## BEGIN Information given
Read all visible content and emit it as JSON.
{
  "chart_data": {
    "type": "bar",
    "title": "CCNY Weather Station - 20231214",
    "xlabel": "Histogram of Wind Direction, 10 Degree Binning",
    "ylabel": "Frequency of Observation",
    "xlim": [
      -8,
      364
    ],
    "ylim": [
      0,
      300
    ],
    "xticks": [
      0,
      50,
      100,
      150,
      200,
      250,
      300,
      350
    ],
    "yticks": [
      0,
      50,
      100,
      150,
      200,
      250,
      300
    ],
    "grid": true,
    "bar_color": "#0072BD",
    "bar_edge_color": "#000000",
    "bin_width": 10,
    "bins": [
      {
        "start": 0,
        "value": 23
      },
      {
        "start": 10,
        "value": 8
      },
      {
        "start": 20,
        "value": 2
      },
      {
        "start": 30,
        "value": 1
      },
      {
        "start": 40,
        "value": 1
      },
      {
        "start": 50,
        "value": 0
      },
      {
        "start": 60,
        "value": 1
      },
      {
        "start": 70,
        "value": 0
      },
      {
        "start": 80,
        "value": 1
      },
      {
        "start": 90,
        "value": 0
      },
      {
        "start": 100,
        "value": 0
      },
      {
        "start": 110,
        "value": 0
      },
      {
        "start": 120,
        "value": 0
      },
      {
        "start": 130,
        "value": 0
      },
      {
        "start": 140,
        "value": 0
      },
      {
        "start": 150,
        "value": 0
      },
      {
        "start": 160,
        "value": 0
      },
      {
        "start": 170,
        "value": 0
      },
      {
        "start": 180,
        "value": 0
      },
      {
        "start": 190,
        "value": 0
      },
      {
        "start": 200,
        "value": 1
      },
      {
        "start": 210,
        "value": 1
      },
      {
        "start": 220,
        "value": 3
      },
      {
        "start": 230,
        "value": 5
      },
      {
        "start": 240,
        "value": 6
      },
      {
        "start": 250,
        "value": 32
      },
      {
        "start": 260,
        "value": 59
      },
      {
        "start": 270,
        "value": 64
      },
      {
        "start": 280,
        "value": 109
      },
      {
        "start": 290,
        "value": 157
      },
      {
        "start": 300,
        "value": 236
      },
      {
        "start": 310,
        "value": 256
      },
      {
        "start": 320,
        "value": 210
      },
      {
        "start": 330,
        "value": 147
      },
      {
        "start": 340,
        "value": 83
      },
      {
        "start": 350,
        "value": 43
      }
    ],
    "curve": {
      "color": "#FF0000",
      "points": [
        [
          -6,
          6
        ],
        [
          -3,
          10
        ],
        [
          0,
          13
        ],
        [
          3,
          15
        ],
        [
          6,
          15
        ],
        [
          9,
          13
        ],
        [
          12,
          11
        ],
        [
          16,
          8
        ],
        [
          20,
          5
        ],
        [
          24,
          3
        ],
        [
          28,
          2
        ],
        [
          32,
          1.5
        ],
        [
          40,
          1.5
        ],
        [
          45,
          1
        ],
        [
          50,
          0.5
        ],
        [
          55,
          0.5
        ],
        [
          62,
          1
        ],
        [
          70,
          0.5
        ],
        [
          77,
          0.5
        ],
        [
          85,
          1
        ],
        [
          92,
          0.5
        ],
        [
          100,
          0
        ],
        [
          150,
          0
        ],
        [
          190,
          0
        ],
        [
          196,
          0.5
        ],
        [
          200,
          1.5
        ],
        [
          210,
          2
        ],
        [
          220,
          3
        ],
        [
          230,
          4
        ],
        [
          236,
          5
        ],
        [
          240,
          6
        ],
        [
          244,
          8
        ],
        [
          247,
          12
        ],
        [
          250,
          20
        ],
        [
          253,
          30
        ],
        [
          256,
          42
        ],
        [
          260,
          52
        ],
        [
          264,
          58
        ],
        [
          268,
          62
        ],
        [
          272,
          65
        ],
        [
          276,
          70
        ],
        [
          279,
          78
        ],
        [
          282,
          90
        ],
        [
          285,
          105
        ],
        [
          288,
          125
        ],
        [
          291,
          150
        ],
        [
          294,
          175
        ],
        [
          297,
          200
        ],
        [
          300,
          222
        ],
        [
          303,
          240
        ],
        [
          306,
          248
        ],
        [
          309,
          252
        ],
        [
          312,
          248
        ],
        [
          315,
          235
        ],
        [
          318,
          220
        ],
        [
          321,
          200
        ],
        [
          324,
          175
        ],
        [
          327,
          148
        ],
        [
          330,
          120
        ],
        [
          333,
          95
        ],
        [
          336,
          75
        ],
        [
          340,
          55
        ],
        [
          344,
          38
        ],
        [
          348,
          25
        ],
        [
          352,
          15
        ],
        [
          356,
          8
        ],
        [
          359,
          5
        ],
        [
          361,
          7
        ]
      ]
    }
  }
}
## END Information given
### Brief
Every line above needs to be retyped exactly.

### Solved exercise
Read all visible content and emit it as JSON.
{
  "chart_data": {
    "type": "bar",
    "title": "CCNY Weather Station - 20231214",
    "xlabel": "Histogram of Wind Direction, 10 Degree Binning",
    "ylabel": "Frequency of Observation",
    "xlim": [
      -8,
      364
    ],
    "ylim": [
      0,
      300
    ],
    "xticks": [
      0,
      50,
      100,
      150,
      200,
      250,
      300,
      350
    ],
    "yticks": [
      0,
      50,
      100,
      150,
      200,
      250,
      300
    ],
    "grid": true,
    "bar_color": "#0072BD",
    "bar_edge_color": "#000000",
    "bin_width": 10,
    "bins": [
      {
        "start": 0,
        "value": 23
      },
      {
        "start": 10,
        "value": 8
      },
      {
        "start": 20,
        "value": 2
      },
      {
        "start": 30,
        "value": 1
      },
      {
        "start": 40,
        "value": 1
      },
      {
        "start": 50,
        "value": 0
      },
      {
        "start": 60,
        "value": 1
      },
      {
        "start": 70,
        "value": 0
      },
      {
        "start": 80,
        "value": 1
      },
      {
        "start": 90,
        "value": 0
      },
      {
        "start": 100,
        "value": 0
      },
      {
        "start": 110,
        "value": 0
      },
      {
        "start": 120,
        "value": 0
      },
      {
        "start": 130,
        "value": 0
      },
      {
        "start": 140,
        "value": 0
      },
      {
        "start": 150,
        "value": 0
      },
      {
        "start": 160,
        "value": 0
      },
      {
        "start": 170,
        "value": 0
      },
      {
        "start": 180,
        "value": 0
      },
      {
        "start": 190,
        "value": 0
      },
      {
        "start": 200,
        "value": 1
      },
      {
        "start": 210,
        "value": 1
      },
      {
        "start": 220,
        "value": 3
      },
      {
        "start": 230,
        "value": 5
      },
      {
        "start": 240,
        "value": 6
      },
      {
        "start": 250,
        "value": 32
      },
      {
        "start": 260,
        "value": 59
      },
      {
        "start": 270,
        "value": 64
      },
      {
        "start": 280,
        "value": 109
      },
      {
        "start": 290,
        "value": 157
      },
      {
        "start": 300,
        "value": 236
      },
      {
        "start": 310,
        "value": 256
      },
      {
        "start": 320,
        "value": 210
      },
      {
        "start": 330,
        "value": 147
      },
      {
        "start": 340,
        "value": 83
      },
      {
        "start": 350,
        "value": 43
      }
    ],
    "curve": {
      "color": "#FF0000",
      "points": [
        [
          -6,
          6
        ],
        [
          -3,
          10
        ],
        [
          0,
          13
        ],
        [
          3,
          15
        ],
        [
          6,
          15
        ],
        [
          9,
          13
        ],
        [
          12,
          11
        ],
        [
          16,
          8
        ],
        [
          20,
          5
        ],
        [
          24,
          3
        ],
        [
          28,
          2
        ],
        [
          32,
          1.5
        ],
        [
          40,
          1.5
        ],
        [
          45,
          1
        ],
        [
          50,
          0.5
        ],
        [
          55,
          0.5
        ],
        [
          62,
          1
        ],
        [
          70,
          0.5
        ],
        [
          77,
          0.5
        ],
        [
          85,
          1
        ],
        [
          92,
          0.5
        ],
        [
          100,
          0
        ],
        [
          150,
          0
        ],
        [
          190,
          0
        ],
        [
          196,
          0.5
        ],
        [
          200,
          1.5
        ],
        [
          210,
          2
        ],
        [
          220,
          3
        ],
        [
          230,
          4
        ],
        [
          236,
          5
        ],
        [
          240,
          6
        ],
        [
          244,
          8
        ],
        [
          247,
          12
        ],
        [
          250,
          20
        ],
        [
          253,
          30
        ],
        [
          256,
          42
        ],
        [
          260,
          52
        ],
        [
          264,
          58
        ],
        [
          268,
          62
        ],
        [
          272,
          65
        ],
        [
          276,
          70
        ],
        [
          279,
          78
        ],
        [
          282,
          90
        ],
        [
          285,
          105
        ],
        [
          288,
          125
        ],
        [
          291,
          150
        ],
        [
          294,
          175
        ],
        [
          297,
          200
        ],
        [
          300,
          222
        ],
        [
          303,
          240
        ],
        [
          306,
          248
        ],
        [
          309,
          252
        ],
        [
          312,
          248
        ],
        [
          315,
          235
        ],
        [
          318,
          220
        ],
        [
          321,
          200
        ],
        [
          324,
          175
        ],
        [
          327,
          148
        ],
        [
          330,
          120
        ],
        [
          333,
          95
        ],
        [
          336,
          75
        ],
        [
          340,
          55
        ],
        [
          344,
          38
        ],
        [
          348,
          25
        ],
        [
          352,
          15
        ],
        [
          356,
          8
        ],
        [
          359,
          5
        ],
        [
          361,
          7
        ]
      ]
    }
  }
}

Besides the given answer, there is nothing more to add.